--- TASK BRIEF ---
Copy each line that contains the string "than".

Stored items

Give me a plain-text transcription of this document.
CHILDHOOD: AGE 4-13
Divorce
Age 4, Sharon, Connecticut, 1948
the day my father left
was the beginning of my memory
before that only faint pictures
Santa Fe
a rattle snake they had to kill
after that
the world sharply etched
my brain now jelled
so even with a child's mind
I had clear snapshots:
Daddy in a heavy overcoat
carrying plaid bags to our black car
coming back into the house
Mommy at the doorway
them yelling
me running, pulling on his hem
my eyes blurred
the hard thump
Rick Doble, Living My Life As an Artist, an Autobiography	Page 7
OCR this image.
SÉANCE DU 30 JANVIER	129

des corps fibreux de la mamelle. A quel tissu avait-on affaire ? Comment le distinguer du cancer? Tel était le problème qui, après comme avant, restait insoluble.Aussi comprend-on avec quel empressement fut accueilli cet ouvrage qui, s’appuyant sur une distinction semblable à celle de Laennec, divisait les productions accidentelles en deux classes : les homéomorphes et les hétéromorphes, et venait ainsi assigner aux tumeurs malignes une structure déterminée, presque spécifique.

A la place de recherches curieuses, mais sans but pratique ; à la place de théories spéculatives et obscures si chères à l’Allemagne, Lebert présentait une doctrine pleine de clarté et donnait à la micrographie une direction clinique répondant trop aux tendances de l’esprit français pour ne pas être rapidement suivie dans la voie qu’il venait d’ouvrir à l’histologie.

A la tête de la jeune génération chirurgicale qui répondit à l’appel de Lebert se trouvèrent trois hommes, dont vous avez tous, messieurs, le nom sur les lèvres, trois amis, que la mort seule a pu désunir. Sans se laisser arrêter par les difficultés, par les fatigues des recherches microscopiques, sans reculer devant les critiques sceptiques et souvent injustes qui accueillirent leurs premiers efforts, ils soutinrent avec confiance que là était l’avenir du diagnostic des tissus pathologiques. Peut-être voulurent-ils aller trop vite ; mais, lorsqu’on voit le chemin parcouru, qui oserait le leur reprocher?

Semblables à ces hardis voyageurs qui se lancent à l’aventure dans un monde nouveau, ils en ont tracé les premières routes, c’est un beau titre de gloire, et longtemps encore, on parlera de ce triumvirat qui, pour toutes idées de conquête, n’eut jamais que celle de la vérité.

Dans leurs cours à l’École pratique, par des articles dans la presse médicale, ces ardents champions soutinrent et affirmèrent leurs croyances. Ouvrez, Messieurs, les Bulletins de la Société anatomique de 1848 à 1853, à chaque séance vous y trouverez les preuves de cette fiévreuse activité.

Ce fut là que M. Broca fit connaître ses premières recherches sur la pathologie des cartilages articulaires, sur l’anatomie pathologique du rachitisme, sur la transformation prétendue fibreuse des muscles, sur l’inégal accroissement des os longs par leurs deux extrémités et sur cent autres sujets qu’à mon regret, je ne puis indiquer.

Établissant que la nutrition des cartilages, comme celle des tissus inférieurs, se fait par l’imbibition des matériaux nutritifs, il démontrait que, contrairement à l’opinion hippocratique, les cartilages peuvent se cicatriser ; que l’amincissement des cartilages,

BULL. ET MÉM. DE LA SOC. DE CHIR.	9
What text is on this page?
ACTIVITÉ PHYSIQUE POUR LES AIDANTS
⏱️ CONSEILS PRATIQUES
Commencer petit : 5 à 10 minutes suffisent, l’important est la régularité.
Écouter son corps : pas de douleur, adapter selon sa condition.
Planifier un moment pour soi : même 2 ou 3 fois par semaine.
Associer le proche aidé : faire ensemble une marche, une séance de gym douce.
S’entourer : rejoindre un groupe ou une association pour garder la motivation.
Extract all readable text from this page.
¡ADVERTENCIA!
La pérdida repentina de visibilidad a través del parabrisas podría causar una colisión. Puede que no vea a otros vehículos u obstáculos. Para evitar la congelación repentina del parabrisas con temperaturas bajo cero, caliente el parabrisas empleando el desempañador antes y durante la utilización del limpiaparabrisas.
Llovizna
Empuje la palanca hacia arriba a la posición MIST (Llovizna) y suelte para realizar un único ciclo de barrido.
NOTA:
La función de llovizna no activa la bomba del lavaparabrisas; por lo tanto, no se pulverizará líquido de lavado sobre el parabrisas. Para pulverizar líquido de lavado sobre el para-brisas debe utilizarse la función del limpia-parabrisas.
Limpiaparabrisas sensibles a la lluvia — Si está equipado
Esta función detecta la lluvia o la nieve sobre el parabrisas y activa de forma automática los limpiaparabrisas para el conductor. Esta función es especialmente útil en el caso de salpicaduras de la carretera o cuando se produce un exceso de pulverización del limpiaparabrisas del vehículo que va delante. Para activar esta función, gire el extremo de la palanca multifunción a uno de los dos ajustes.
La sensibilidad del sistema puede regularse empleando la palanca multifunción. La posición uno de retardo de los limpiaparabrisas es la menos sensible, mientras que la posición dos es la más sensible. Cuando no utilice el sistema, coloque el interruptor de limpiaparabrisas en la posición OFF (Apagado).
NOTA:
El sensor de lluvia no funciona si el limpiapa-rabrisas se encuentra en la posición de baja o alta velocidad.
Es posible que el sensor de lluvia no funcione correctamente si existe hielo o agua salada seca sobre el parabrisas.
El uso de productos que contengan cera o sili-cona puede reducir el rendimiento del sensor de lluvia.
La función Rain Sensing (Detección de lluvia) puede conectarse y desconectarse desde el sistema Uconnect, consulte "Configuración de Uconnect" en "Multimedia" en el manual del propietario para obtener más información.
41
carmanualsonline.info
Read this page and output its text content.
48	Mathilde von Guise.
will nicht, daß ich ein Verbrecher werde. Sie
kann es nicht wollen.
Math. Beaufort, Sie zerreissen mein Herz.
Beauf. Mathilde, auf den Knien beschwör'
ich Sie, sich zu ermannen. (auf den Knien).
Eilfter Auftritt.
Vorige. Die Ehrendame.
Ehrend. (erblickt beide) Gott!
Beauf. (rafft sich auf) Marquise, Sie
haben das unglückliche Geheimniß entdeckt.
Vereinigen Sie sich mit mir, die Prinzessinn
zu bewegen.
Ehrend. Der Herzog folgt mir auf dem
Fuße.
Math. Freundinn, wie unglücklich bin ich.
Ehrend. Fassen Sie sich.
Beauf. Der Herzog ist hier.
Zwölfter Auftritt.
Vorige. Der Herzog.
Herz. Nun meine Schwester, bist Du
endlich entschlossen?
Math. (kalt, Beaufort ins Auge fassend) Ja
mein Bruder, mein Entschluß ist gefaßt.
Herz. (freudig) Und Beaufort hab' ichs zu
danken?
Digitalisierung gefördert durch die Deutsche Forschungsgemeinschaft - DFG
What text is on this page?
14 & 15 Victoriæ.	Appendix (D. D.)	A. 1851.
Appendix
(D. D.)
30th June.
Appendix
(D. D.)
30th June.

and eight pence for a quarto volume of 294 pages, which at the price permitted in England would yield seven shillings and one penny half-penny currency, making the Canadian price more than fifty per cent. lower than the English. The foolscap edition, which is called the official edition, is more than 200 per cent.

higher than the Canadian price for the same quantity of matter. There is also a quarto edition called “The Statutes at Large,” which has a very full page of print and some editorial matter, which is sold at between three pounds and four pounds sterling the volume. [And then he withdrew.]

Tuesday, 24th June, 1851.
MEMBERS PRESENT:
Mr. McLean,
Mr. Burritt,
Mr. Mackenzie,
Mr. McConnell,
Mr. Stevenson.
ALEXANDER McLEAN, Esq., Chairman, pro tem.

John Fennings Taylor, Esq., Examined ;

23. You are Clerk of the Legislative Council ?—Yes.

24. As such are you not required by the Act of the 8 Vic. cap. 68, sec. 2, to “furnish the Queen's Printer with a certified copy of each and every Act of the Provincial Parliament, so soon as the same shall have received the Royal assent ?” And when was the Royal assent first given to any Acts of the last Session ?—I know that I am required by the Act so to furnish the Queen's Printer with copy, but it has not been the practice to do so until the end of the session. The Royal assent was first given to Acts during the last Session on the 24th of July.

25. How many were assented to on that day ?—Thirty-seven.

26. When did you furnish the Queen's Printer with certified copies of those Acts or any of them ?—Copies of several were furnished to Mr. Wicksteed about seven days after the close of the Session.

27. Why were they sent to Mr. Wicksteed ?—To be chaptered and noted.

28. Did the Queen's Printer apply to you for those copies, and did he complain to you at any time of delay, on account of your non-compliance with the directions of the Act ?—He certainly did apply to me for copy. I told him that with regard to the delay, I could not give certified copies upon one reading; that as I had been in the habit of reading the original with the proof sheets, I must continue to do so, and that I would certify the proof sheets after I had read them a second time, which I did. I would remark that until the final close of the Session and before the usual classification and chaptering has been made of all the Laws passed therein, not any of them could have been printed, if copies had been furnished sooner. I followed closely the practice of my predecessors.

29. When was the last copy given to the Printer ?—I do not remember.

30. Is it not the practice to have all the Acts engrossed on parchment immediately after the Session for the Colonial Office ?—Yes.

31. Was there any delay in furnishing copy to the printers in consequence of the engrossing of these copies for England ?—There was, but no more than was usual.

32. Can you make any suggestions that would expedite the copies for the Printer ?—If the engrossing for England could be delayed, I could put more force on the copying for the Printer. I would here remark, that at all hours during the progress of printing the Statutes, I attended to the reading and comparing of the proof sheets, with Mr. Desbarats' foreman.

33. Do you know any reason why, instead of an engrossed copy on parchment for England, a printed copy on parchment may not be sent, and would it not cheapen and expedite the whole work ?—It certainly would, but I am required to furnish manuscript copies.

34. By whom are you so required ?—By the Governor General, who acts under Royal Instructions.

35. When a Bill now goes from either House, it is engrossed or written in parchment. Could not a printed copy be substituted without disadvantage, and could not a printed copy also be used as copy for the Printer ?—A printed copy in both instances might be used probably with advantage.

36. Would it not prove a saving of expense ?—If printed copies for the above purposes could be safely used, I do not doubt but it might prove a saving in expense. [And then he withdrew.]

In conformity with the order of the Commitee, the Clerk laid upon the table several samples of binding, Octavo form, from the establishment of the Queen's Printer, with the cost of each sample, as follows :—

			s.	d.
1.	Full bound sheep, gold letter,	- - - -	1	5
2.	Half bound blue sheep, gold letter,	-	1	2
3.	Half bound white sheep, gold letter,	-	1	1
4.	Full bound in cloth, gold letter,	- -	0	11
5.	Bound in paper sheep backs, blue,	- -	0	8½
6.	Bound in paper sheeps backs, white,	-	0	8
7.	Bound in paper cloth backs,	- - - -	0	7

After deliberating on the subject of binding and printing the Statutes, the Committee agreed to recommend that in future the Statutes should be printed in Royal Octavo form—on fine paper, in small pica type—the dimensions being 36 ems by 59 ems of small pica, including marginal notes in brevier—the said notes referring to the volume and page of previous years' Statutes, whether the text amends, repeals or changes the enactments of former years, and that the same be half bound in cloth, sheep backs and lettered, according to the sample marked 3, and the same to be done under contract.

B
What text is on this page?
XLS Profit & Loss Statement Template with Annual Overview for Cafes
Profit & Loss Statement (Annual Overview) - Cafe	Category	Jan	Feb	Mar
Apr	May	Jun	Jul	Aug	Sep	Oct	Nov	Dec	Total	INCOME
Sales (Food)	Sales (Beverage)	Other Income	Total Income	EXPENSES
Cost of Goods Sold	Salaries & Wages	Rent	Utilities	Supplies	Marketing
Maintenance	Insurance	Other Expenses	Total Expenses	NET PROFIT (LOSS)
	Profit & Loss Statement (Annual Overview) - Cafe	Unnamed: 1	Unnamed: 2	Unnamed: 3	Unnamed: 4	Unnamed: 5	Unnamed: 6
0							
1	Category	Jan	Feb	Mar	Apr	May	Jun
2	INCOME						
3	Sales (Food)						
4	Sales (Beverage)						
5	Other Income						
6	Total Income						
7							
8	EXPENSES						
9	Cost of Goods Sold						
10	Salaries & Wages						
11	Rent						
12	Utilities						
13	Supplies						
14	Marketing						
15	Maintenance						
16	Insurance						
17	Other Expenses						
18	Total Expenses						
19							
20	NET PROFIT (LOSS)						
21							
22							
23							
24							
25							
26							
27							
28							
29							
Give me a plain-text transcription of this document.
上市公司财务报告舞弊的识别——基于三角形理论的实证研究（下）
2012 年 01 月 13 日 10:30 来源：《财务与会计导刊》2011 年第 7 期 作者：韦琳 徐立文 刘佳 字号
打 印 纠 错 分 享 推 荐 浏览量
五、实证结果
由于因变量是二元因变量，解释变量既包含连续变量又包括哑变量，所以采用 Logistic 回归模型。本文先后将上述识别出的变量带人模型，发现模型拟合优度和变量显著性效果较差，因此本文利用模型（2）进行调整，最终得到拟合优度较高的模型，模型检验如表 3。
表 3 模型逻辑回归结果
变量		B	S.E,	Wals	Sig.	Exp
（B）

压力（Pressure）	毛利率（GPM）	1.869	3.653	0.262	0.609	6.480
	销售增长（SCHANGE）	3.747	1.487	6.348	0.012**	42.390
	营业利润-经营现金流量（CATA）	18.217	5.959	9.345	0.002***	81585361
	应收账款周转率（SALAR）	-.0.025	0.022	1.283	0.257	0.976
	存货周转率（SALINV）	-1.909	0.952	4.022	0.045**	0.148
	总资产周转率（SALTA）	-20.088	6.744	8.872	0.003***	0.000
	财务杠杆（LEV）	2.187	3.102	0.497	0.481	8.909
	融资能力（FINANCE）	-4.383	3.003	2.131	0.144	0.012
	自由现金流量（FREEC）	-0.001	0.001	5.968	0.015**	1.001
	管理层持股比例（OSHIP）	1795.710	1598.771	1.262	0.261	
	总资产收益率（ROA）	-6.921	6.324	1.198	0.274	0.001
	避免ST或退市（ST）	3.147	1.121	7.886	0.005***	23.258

--- REPLY ---
and eight pence for a quarto volume of 294 pages, which at the price permitted in England would yield seven shillings and one penny half-penny currency, making the Canadian price more than fifty per cent. lower than the English. The foolscap edition, which is called the official edition, is more than 200 per cent.
higher than the Canadian price for the same quantity of matter. There is also a quarto edition called “The Statutes at Large,” which has a very full page of print and some editorial matter, which is sold at between three pounds and four pounds sterling the volume. [And then he withdrew.]
31. Was there any delay in furnishing copy to the printers in consequence of the engrossing of these copies for England ?—There was, but no more than was usual.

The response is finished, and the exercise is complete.